= Task =
Extract the entries in their exact form.

= Some records =

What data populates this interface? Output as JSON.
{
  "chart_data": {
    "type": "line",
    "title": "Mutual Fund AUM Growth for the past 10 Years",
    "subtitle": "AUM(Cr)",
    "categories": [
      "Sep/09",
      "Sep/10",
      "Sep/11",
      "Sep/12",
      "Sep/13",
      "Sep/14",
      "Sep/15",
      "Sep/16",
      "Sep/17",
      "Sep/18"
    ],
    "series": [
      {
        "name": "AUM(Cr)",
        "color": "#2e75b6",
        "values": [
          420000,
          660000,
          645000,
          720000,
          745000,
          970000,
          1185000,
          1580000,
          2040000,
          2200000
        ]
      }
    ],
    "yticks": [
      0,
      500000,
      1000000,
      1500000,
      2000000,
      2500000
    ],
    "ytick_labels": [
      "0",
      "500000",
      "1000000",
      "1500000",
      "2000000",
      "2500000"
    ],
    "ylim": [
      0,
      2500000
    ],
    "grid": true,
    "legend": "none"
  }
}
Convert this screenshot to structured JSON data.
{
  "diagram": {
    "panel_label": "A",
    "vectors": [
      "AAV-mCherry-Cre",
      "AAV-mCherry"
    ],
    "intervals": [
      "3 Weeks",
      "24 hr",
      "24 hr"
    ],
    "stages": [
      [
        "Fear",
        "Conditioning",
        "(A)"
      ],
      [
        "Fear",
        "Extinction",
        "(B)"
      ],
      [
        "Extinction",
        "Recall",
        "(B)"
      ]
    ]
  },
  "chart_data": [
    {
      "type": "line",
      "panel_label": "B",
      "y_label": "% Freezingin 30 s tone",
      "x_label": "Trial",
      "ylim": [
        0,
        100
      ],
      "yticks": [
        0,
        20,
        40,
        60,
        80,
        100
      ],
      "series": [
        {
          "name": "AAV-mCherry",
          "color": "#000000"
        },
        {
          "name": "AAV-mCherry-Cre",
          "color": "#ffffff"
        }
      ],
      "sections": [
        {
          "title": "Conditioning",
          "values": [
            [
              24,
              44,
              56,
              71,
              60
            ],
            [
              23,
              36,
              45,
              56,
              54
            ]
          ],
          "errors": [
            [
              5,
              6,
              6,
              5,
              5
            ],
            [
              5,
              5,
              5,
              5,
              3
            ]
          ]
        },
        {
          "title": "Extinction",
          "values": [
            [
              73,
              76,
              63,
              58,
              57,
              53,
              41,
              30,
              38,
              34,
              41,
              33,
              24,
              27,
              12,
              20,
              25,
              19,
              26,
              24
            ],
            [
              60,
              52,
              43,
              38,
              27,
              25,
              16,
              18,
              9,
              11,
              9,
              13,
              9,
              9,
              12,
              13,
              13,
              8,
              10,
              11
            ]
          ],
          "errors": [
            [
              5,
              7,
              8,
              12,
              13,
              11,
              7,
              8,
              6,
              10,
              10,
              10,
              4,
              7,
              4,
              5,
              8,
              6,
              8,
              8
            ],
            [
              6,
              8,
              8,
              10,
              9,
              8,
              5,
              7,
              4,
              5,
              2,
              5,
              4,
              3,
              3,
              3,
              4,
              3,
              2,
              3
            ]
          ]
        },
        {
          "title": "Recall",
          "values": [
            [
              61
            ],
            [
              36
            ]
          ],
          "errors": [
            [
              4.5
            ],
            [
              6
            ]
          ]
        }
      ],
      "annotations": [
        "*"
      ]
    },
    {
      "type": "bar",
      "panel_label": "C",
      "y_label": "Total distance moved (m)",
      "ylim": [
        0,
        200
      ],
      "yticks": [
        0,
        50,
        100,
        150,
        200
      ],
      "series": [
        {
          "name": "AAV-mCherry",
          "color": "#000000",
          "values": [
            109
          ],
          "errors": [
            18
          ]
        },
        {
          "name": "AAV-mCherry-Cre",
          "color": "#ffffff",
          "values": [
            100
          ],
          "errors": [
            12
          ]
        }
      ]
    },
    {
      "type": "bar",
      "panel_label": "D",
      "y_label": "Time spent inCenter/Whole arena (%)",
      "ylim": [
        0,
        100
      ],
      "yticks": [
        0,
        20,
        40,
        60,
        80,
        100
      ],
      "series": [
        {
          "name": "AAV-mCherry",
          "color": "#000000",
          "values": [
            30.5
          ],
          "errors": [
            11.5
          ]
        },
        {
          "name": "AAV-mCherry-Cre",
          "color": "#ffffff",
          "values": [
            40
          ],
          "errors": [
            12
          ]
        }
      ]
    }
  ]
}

= Task solution =
What data populates this interface? Output as JSON.
{
  "chart_data": {
    "type": "line",
    "title": "Mutual Fund AUM Growth for the past 10 Years",
    "subtitle": "AUM(Cr)",
    "categories": [
      "Sep/09",
      "Sep/10",
      "Sep/11",
      "Sep/12",
      "Sep/13",
      "Sep/14",
      "Sep/15",
      "Sep/16",
      "Sep/17",
      "Sep/18"
    ],
    "series": [
      {
        "name": "AUM(Cr)",
        "color": "#2e75b6",
        "values": [
          420000,
          660000,
          645000,
          720000,
          745000,
          970000,
          1185000,
          1580000,
          2040000,
          2200000
        ]
      }
    ],
    "yticks": [
      0,
      500000,
      1000000,
      1500000,
      2000000,
      2500000
    ],
    "ytick_labels": [
      "0",
      "500000",
      "1000000",
      "1500000",
      "2000000",
      "2500000"
    ],
    "ylim": [
      0,
      2500000
    ],
    "grid": true,
    "legend": "none"
  }
}
Convert this screenshot to structured JSON data.
{
  "diagram": {
    "panel_label": "A",
    "vectors": [
      "AAV-mCherry-Cre",
      "AAV-mCherry"
    ],
    "intervals": [
      "3 Weeks",
      "24 hr",
      "24 hr"
    ],
    "stages": [
      [
        "Fear",
        "Conditioning",
        "(A)"
      ],
      [
        "Fear",
        "Extinction",
        "(B)"
      ],
      [
        "Extinction",
        "Recall",
        "(B)"
      ]
    ]
  },
  "chart_data": [
    {
      "type": "line",
      "panel_label": "B",
      "y_label": "% Freezingin 30 s tone",
      "x_label": "Trial",
      "ylim": [
        0,
        100
      ],
      "yticks": [
        0,
        20,
        40,
        60,
        80,
        100
      ],
      "series": [
        {
          "name": "AAV-mCherry",
          "color": "#000000"
        },
        {
          "name": "AAV-mCherry-Cre",
          "color": "#ffffff"
        }
      ],
      "sections": [
        {
          "title": "Conditioning",
          "values": [
            [
              24,
              44,
              56,
              71,
              60
            ],
            [
              23,
              36,
              45,
              56,
              54
            ]
          ],
          "errors": [
            [
              5,
              6,
              6,
              5,
              5
            ],
            [
              5,
              5,
              5,
              5,
              3
            ]
          ]
        },
        {
          "title": "Extinction",
          "values": [
            [
              73,
              76,
              63,
              58,
              57,
              53,
              41,
              30,
              38,
              34,
              41,
              33,
              24,
              27,
              12,
              20,
              25,
              19,
              26,
              24
            ],
            [
              60,
              52,
              43,
              38,
              27,
              25,
              16,
              18,
              9,
              11,
              9,
              13,
              9,
              9,
              12,
              13,
              13,
              8,
              10,
              11
            ]
          ],
          "errors": [
            [
              5,
              7,
              8,
              12,
              13,
              11,
              7,
              8,
              6,
              10,
              10,
              10,
              4,
              7,
              4,
              5,
              8,
              6,
              8,
              8
            ],
            [
              6,
              8,
              8,
              10,
              9,
              8,
              5,
              7,
              4,
              5,
              2,
              5,
              4,
              3,
              3,
              3,
              4,
              3,
              2,
              3
            ]
          ]
        },
        {
          "title": "Recall",
          "values": [
            [
              61
            ],
            [
              36
            ]
          ],
          "errors": [
            [
              4.5
            ],
            [
              6
            ]
          ]
        }
      ],
      "annotations": [
        "*"
      ]
    },
    {
      "type": "bar",
      "panel_label": "C",
      "y_label": "Total distance moved (m)",
      "ylim": [
        0,
        200
      ],
      "yticks": [
        0,
        50,
        100,
        150,
        200
      ],
      "series": [
        {
          "name": "AAV-mCherry",
          "color": "#000000",
          "values": [
            109
          ],
          "errors": [
            18
          ]
        },
        {
          "name": "AAV-mCherry-Cre",
          "color": "#ffffff",
          "values": [
            100
          ],
          "errors": [
            12
          ]
        }
      ]
    },
    {
      "type": "bar",
      "panel_label": "D",
      "y_label": "Time spent inCenter/Whole arena (%)",
      "ylim": [
        0,
        100
      ],
      "yticks": [
        0,
        20,
        40,
        60,
        80,
        100
      ],
      "series": [
        {
          "name": "AAV-mCherry",
          "color": "#000000",
          "values": [
            30.5
          ],
          "errors": [
            11.5
          ]
        },
        {
          "name": "AAV-mCherry-Cre",
          "color": "#ffffff",
          "values": [
            40
          ],
          "errors": [
            12
          ]
        }
      ]
    }
  ]
}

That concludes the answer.